Entries from a dataset:
....................

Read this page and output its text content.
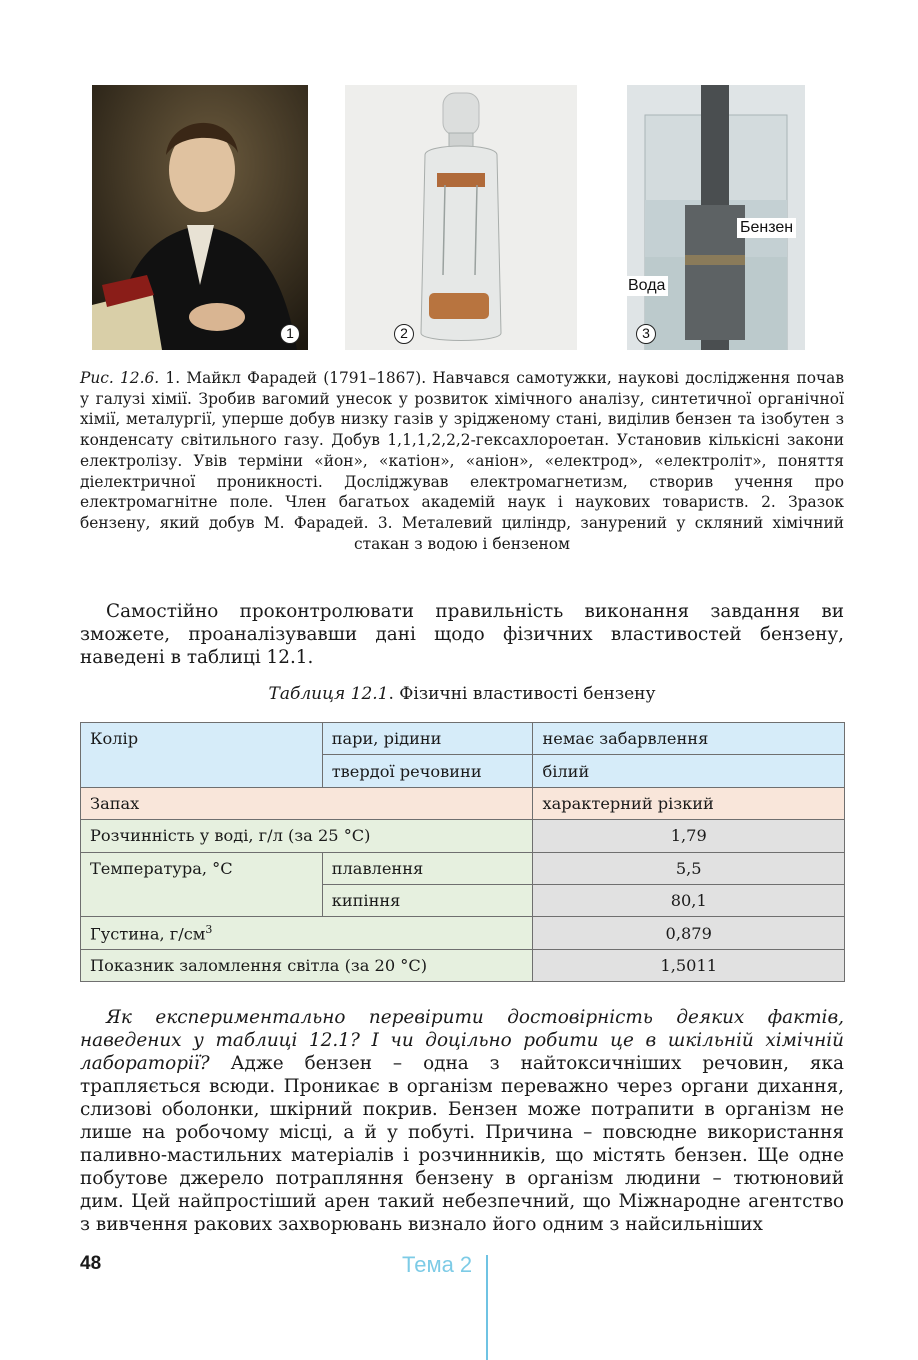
1	2
Бензен
Вода
3
Рис. 12.6. 1. Майкл Фарадей (1791–1867). Навчався самотужки, наукові дослідження почав у галузі хімії. Зробив вагомий унесок у розвиток хімічного аналізу, синтетичної органічної хімії, металургії, уперше добув низку газів у зрідженому стані, виділив бензен та ізобутен з конденсату світильного газу. Добув 1,1,1,2,2,2-гексахлороетан. Установив кількісні закони електролізу. Увів терміни «йон», «катіон», «аніон», «електрод», «електроліт», поняття діелектричної проникності. Досліджував електромагнетизм, створив учення про електромагнітне поле. Член багатьох академій наук і наукових товариств. 2. Зразок бензену, який добув М. Фарадей. 3. Металевий циліндр, занурений у скляний хімічний стакан з водою і бензеном

Самостійно проконтролювати правильність виконання завдання ви зможете, проаналізувавши дані щодо фізичних властивостей бензену, наведені в таблиці 12.1.

Таблиця 12.1. Фізичні властивості бензену
Колір	пари, рідини	немає забарвлення
	твердої речовини	білий
Запах		характерний різкий
Розчинність у воді, г/л (за 25 °С)		1,79
Температура, °С	плавлення	5,5
	кипіння	80,1
Густина, $г/см^3$		0,879
Показник заломлення світла (за 20 °С)		1,5011

Як експериментально перевірити достовірність деяких фактів, наведених у таблиці 12.1? І чи доцільно робити це в шкільній хімічній лабораторії? Адже бензен – одна з найтоксичніших речовин, яка трапляється всюди. Проникає в організм переважно через органи дихання, слизові оболонки, шкірний покрив. Бензен може потрапити в організм не лише на робочому місці, а й у побуті. Причина – повсюдне використання паливно-мастильних матеріалів і розчинників, що містять бензен. Ще одне побутове джерело потрапляння бензену в організм людини – тютюновий дим. Цей найпростіший арен такий небезпечний, що Міжнародне агентство з вивчення ракових захворювань визнало його одним з найсильніших

48	Тема 2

....................

In the copy, include no pictures; restate the listing above exactly.

Read this page and output its text content.
1	2
Бензен
Вода
3
Рис. 12.6. 1. Майкл Фарадей (1791–1867). Навчався самотужки, наукові дослідження почав у галузі хімії. Зробив вагомий унесок у розвиток хімічного аналізу, синтетичної органічної хімії, металургії, уперше добув низку газів у зрідженому стані, виділив бензен та ізобутен з конденсату світильного газу. Добув 1,1,1,2,2,2-гексахлороетан. Установив кількісні закони електролізу. Увів терміни «йон», «катіон», «аніон», «електрод», «електроліт», поняття діелектричної проникності. Досліджував електромагнетизм, створив учення про електромагнітне поле. Член багатьох академій наук і наукових товариств. 2. Зразок бензену, який добув М. Фарадей. 3. Металевий циліндр, занурений у скляний хімічний стакан з водою і бензеном

Самостійно проконтролювати правильність виконання завдання ви зможете, проаналізувавши дані щодо фізичних властивостей бензену, наведені в таблиці 12.1.

Таблиця 12.1. Фізичні властивості бензену
Колір	пари, рідини	немає забарвлення
	твердої речовини	білий
Запах		характерний різкий
Розчинність у воді, г/л (за 25 °С)		1,79
Температура, °С	плавлення	5,5
	кипіння	80,1
Густина, $г/см^3$		0,879
Показник заломлення світла (за 20 °С)		1,5011

Як експериментально перевірити достовірність деяких фактів, наведених у таблиці 12.1? І чи доцільно робити це в шкільній хімічній лабораторії? Адже бензен – одна з найтоксичніших речовин, яка трапляється всюди. Проникає в організм переважно через органи дихання, слизові оболонки, шкірний покрив. Бензен може потрапити в організм не лише на робочому місці, а й у побуті. Причина – повсюдне використання паливно-мастильних матеріалів і розчинників, що містять бензен. Ще одне побутове джерело потрапляння бензену в організм людини – тютюновий дим. Цей найпростіший арен такий небезпечний, що Міжнародне агентство з вивчення ракових захворювань визнало його одним з найсильніших

48	Тема 2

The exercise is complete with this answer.